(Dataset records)
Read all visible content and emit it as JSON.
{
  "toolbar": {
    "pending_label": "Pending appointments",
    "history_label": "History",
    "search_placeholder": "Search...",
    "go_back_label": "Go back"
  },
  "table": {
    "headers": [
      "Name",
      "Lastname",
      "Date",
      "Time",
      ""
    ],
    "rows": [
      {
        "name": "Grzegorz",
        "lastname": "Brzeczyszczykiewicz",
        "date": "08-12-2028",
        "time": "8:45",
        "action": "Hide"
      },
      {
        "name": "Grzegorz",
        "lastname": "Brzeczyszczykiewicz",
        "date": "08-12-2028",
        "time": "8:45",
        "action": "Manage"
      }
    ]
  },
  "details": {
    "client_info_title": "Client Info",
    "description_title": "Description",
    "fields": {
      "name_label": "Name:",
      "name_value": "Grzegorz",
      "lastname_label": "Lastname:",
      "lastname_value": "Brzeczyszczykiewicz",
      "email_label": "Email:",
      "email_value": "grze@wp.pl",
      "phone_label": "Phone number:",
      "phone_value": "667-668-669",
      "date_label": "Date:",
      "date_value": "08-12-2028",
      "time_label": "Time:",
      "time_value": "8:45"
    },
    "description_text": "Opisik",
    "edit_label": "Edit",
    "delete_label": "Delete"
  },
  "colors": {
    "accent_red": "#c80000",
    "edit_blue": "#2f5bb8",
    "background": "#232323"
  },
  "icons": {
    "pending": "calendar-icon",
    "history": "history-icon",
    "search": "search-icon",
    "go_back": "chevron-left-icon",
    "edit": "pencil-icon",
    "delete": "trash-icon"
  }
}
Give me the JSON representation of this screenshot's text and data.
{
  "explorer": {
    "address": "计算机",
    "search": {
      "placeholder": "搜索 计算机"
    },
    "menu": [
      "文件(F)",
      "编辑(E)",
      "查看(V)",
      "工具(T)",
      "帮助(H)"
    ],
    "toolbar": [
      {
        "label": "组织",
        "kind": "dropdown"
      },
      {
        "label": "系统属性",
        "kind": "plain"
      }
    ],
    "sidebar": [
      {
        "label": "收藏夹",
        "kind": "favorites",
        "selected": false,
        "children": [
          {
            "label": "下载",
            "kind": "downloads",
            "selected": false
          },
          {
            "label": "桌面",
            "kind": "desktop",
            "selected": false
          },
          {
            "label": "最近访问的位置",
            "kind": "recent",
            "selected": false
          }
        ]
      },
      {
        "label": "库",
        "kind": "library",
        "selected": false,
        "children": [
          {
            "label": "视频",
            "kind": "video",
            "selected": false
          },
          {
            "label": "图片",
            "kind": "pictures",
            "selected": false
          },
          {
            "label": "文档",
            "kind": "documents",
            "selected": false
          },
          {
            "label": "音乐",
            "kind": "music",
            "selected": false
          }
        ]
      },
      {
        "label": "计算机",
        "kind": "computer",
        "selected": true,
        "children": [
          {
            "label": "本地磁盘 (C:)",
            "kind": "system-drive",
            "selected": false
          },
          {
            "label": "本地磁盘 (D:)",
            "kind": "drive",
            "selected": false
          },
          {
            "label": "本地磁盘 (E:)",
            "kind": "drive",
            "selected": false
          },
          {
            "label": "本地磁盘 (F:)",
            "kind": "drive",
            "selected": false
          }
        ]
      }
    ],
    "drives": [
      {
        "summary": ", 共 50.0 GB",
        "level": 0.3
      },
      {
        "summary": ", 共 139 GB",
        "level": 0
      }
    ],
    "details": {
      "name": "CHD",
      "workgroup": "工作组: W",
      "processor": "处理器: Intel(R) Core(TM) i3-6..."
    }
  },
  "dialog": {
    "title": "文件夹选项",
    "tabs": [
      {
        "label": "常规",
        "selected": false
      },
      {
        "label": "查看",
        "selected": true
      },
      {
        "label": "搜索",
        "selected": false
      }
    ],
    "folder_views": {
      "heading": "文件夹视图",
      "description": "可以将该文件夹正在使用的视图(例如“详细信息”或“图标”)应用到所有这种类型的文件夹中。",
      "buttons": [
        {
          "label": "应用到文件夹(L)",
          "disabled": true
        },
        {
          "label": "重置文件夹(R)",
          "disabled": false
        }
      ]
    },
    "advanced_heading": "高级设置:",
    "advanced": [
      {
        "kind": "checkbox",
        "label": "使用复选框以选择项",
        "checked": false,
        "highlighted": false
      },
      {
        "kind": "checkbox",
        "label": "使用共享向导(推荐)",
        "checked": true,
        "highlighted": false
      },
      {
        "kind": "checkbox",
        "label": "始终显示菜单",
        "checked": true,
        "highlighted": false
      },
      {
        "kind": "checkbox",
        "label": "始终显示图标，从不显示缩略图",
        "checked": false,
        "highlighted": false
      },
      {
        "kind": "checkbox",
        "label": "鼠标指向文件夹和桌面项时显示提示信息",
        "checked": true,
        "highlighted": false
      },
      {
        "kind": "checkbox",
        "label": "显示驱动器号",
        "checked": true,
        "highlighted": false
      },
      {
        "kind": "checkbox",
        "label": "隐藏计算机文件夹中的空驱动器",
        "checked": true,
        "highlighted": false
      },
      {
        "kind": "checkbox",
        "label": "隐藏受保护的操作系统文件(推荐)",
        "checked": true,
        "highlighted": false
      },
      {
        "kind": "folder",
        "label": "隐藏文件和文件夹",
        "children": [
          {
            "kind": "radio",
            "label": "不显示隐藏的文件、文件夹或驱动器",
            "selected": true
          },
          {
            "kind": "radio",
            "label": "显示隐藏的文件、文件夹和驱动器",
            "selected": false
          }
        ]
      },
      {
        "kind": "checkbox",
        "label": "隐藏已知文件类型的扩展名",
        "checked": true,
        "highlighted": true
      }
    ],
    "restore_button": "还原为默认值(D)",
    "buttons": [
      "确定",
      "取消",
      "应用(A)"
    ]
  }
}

## PROBLEM TO WORK ON
Repeat the material above exactly.

## EXERCISE RESULT
Read all visible content and emit it as JSON.
{
  "toolbar": {
    "pending_label": "Pending appointments",
    "history_label": "History",
    "search_placeholder": "Search...",
    "go_back_label": "Go back"
  },
  "table": {
    "headers": [
      "Name",
      "Lastname",
      "Date",
      "Time",
      ""
    ],
    "rows": [
      {
        "name": "Grzegorz",
        "lastname": "Brzeczyszczykiewicz",
        "date": "08-12-2028",
        "time": "8:45",
        "action": "Hide"
      },
      {
        "name": "Grzegorz",
        "lastname": "Brzeczyszczykiewicz",
        "date": "08-12-2028",
        "time": "8:45",
        "action": "Manage"
      }
    ]
  },
  "details": {
    "client_info_title": "Client Info",
    "description_title": "Description",
    "fields": {
      "name_label": "Name:",
      "name_value": "Grzegorz",
      "lastname_label": "Lastname:",
      "lastname_value": "Brzeczyszczykiewicz",
      "email_label": "Email:",
      "email_value": "grze@wp.pl",
      "phone_label": "Phone number:",
      "phone_value": "667-668-669",
      "date_label": "Date:",
      "date_value": "08-12-2028",
      "time_label": "Time:",
      "time_value": "8:45"
    },
    "description_text": "Opisik",
    "edit_label": "Edit",
    "delete_label": "Delete"
  },
  "colors": {
    "accent_red": "#c80000",
    "edit_blue": "#2f5bb8",
    "background": "#232323"
  },
  "icons": {
    "pending": "calendar-icon",
    "history": "history-icon",
    "search": "search-icon",
    "go_back": "chevron-left-icon",
    "edit": "pencil-icon",
    "delete": "trash-icon"
  }
}
Give me the JSON representation of this screenshot's text and data.
{
  "explorer": {
    "address": "计算机",
    "search": {
      "placeholder": "搜索 计算机"
    },
    "menu": [
      "文件(F)",
      "编辑(E)",
      "查看(V)",
      "工具(T)",
      "帮助(H)"
    ],
    "toolbar": [
      {
        "label": "组织",
        "kind": "dropdown"
      },
      {
        "label": "系统属性",
        "kind": "plain"
      }
    ],
    "sidebar": [
      {
        "label": "收藏夹",
        "kind": "favorites",
        "selected": false,
        "children": [
          {
            "label": "下载",
            "kind": "downloads",
            "selected": false
          },
          {
            "label": "桌面",
            "kind": "desktop",
            "selected": false
          },
          {
            "label": "最近访问的位置",
            "kind": "recent",
            "selected": false
          }
        ]
      },
      {
        "label": "库",
        "kind": "library",
        "selected": false,
        "children": [
          {
            "label": "视频",
            "kind": "video",
            "selected": false
          },
          {
            "label": "图片",
            "kind": "pictures",
            "selected": false
          },
          {
            "label": "文档",
            "kind": "documents",
            "selected": false
          },
          {
            "label": "音乐",
            "kind": "music",
            "selected": false
          }
        ]
      },
      {
        "label": "计算机",
        "kind": "computer",
        "selected": true,
        "children": [
          {
            "label": "本地磁盘 (C:)",
            "kind": "system-drive",
            "selected": false
          },
          {
            "label": "本地磁盘 (D:)",
            "kind": "drive",
            "selected": false
          },
          {
            "label": "本地磁盘 (E:)",
            "kind": "drive",
            "selected": false
          },
          {
            "label": "本地磁盘 (F:)",
            "kind": "drive",
            "selected": false
          }
        ]
      }
    ],
    "drives": [
      {
        "summary": ", 共 50.0 GB",
        "level": 0.3
      },
      {
        "summary": ", 共 139 GB",
        "level": 0
      }
    ],
    "details": {
      "name": "CHD",
      "workgroup": "工作组: W",
      "processor": "处理器: Intel(R) Core(TM) i3-6..."
    }
  },
  "dialog": {
    "title": "文件夹选项",
    "tabs": [
      {
        "label": "常规",
        "selected": false
      },
      {
        "label": "查看",
        "selected": true
      },
      {
        "label": "搜索",
        "selected": false
      }
    ],
    "folder_views": {
      "heading": "文件夹视图",
      "description": "可以将该文件夹正在使用的视图(例如“详细信息”或“图标”)应用到所有这种类型的文件夹中。",
      "buttons": [
        {
          "label": "应用到文件夹(L)",
          "disabled": true
        },
        {
          "label": "重置文件夹(R)",
          "disabled": false
        }
      ]
    },
    "advanced_heading": "高级设置:",
    "advanced": [
      {
        "kind": "checkbox",
        "label": "使用复选框以选择项",
        "checked": false,
        "highlighted": false
      },
      {
        "kind": "checkbox",
        "label": "使用共享向导(推荐)",
        "checked": true,
        "highlighted": false
      },
      {
        "kind": "checkbox",
        "label": "始终显示菜单",
        "checked": true,
        "highlighted": false
      },
      {
        "kind": "checkbox",
        "label": "始终显示图标，从不显示缩略图",
        "checked": false,
        "highlighted": false
      },
      {
        "kind": "checkbox",
        "label": "鼠标指向文件夹和桌面项时显示提示信息",
        "checked": true,
        "highlighted": false
      },
      {
        "kind": "checkbox",
        "label": "显示驱动器号",
        "checked": true,
        "highlighted": false
      },
      {
        "kind": "checkbox",
        "label": "隐藏计算机文件夹中的空驱动器",
        "checked": true,
        "highlighted": false
      },
      {
        "kind": "checkbox",
        "label": "隐藏受保护的操作系统文件(推荐)",
        "checked": true,
        "highlighted": false
      },
      {
        "kind": "folder",
        "label": "隐藏文件和文件夹",
        "children": [
          {
            "kind": "radio",
            "label": "不显示隐藏的文件、文件夹或驱动器",
            "selected": true
          },
          {
            "kind": "radio",
            "label": "显示隐藏的文件、文件夹和驱动器",
            "selected": false
          }
        ]
      },
      {
        "kind": "checkbox",
        "label": "隐藏已知文件类型的扩展名",
        "checked": true,
        "highlighted": true
      }
    ],
    "restore_button": "还原为默认值(D)",
    "buttons": [
      "确定",
      "取消",
      "应用(A)"
    ]
  }
}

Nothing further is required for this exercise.